• [Data shown]
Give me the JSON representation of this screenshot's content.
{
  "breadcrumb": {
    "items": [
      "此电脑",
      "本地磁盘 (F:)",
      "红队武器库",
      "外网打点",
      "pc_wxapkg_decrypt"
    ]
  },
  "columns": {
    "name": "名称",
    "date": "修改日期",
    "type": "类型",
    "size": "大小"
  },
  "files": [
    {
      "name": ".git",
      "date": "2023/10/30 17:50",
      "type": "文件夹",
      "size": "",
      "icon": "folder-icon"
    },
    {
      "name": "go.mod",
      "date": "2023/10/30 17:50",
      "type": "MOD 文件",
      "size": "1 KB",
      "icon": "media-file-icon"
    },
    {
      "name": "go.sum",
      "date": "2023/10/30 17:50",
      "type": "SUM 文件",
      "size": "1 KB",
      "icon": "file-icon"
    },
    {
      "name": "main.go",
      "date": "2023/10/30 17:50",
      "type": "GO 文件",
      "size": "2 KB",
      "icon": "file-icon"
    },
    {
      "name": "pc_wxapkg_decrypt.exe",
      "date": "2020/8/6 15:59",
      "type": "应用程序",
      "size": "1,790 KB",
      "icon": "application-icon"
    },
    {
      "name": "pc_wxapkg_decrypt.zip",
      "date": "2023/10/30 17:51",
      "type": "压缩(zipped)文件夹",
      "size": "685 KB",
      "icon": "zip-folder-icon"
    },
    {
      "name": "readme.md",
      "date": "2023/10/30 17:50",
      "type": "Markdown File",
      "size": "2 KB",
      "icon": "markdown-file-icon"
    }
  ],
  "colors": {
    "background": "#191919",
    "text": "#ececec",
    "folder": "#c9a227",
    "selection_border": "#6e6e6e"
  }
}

• [Exercise description]
Copy out every line where the word "name" occurs.

• [Response to this exercise]
    "name": "名称",
      "name": ".git",
      "name": "go.mod",
      "name": "go.sum",
      "name": "main.go",
      "name": "pc_wxapkg_decrypt.exe",
      "name": "pc_wxapkg_decrypt.zip",
      "name": "readme.md",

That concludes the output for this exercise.